== Supplied entries ==

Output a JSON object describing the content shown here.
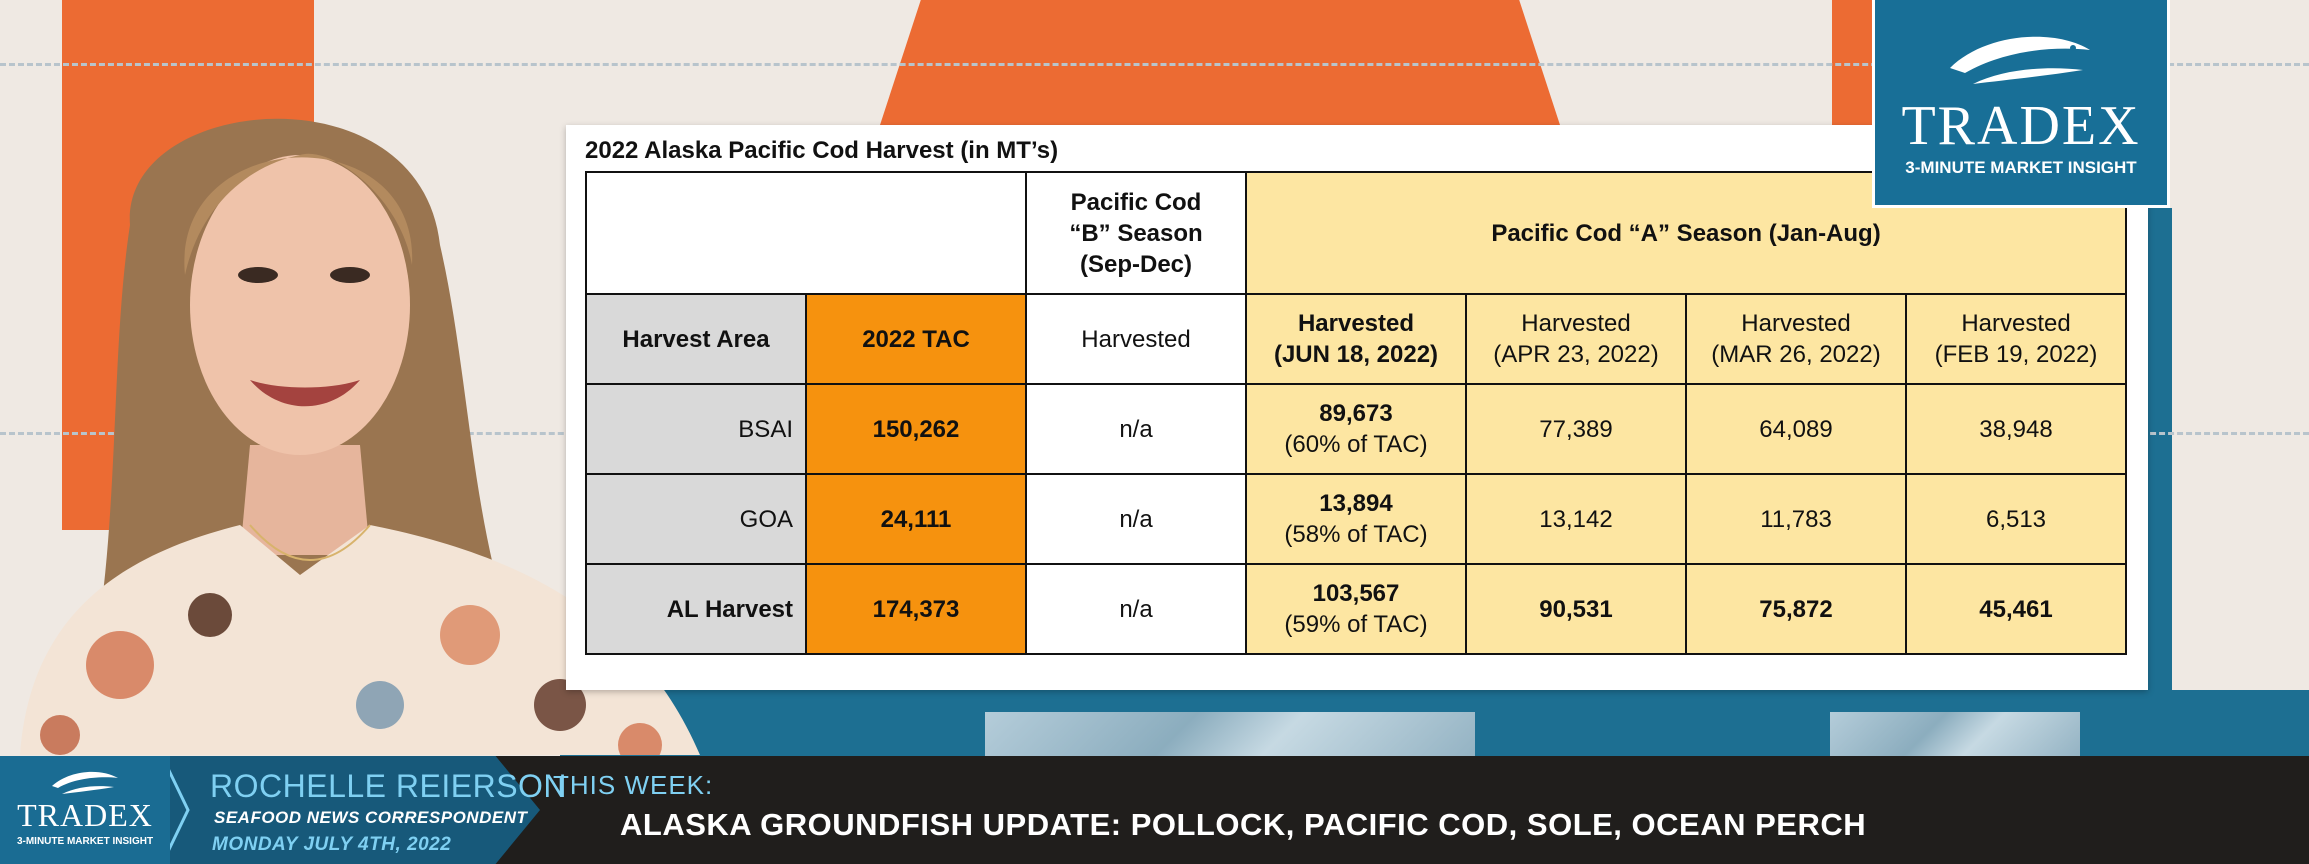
{
  "table": {
    "title": "2022 Alaska Pacific Cod Harvest (in MT’s)",
    "b_season_header": [
      "Pacific Cod",
      "“B” Season",
      "(Sep-Dec)"
    ],
    "a_season_header": "Pacific Cod “A” Season (Jan-Aug)",
    "columns": {
      "area": "Harvest Area",
      "tac": "2022 TAC",
      "b_harvested": "Harvested",
      "jun18": [
        "Harvested",
        "(JUN 18, 2022)"
      ],
      "apr23": [
        "Harvested",
        "(APR 23, 2022)"
      ],
      "mar26": [
        "Harvested",
        "(MAR 26, 2022)"
      ],
      "feb19": [
        "Harvested",
        "(FEB 19, 2022)"
      ]
    },
    "rows": [
      {
        "area": "BSAI",
        "tac": "150,262",
        "b_harvested": "n/a",
        "jun18": "89,673",
        "jun18_pct": "(60% of TAC)",
        "apr23": "77,389",
        "mar26": "64,089",
        "feb19": "38,948"
      },
      {
        "area": "GOA",
        "tac": "24,111",
        "b_harvested": "n/a",
        "jun18": "13,894",
        "jun18_pct": "(58% of TAC)",
        "apr23": "13,142",
        "mar26": "11,783",
        "feb19": "6,513"
      },
      {
        "area": "AL Harvest",
        "tac": "174,373",
        "b_harvested": "n/a",
        "jun18": "103,567",
        "jun18_pct": "(59% of TAC)",
        "apr23": "90,531",
        "mar26": "75,872",
        "feb19": "45,461"
      }
    ]
  },
  "logo": {
    "wordmark": "TRADEX",
    "tagline": "3-MINUTE MARKET INSIGHT"
  },
  "lower_third": {
    "logo_wordmark": "TRADEX",
    "logo_tagline": "3-MINUTE MARKET INSIGHT",
    "presenter_name": "ROCHELLE REIERSON",
    "presenter_role": "SEAFOOD NEWS CORRESPONDENT",
    "date": "MONDAY JULY 4TH, 2022",
    "this_week_label": "THIS WEEK:",
    "headline": "ALASKA GROUNDFISH UPDATE: POLLOCK, PACIFIC COD, SOLE, OCEAN PERCH"
  },
  "colors": {
    "orange_bg": "#ec6b33",
    "blue_brand": "#1d6f92",
    "tac_orange": "#f6920e",
    "a_season_yellow": "#fde6a2",
    "area_gray": "#d9d9d9",
    "accent_cyan": "#7fd0f2"
  }
}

===

● **To be done**
In the records, locate each line holding the string "INSIGHT" and copy it.

● **Result of this task**
    "tagline": "3-MINUTE MARKET INSIGHT"
    "logo_tagline": "3-MINUTE MARKET INSIGHT",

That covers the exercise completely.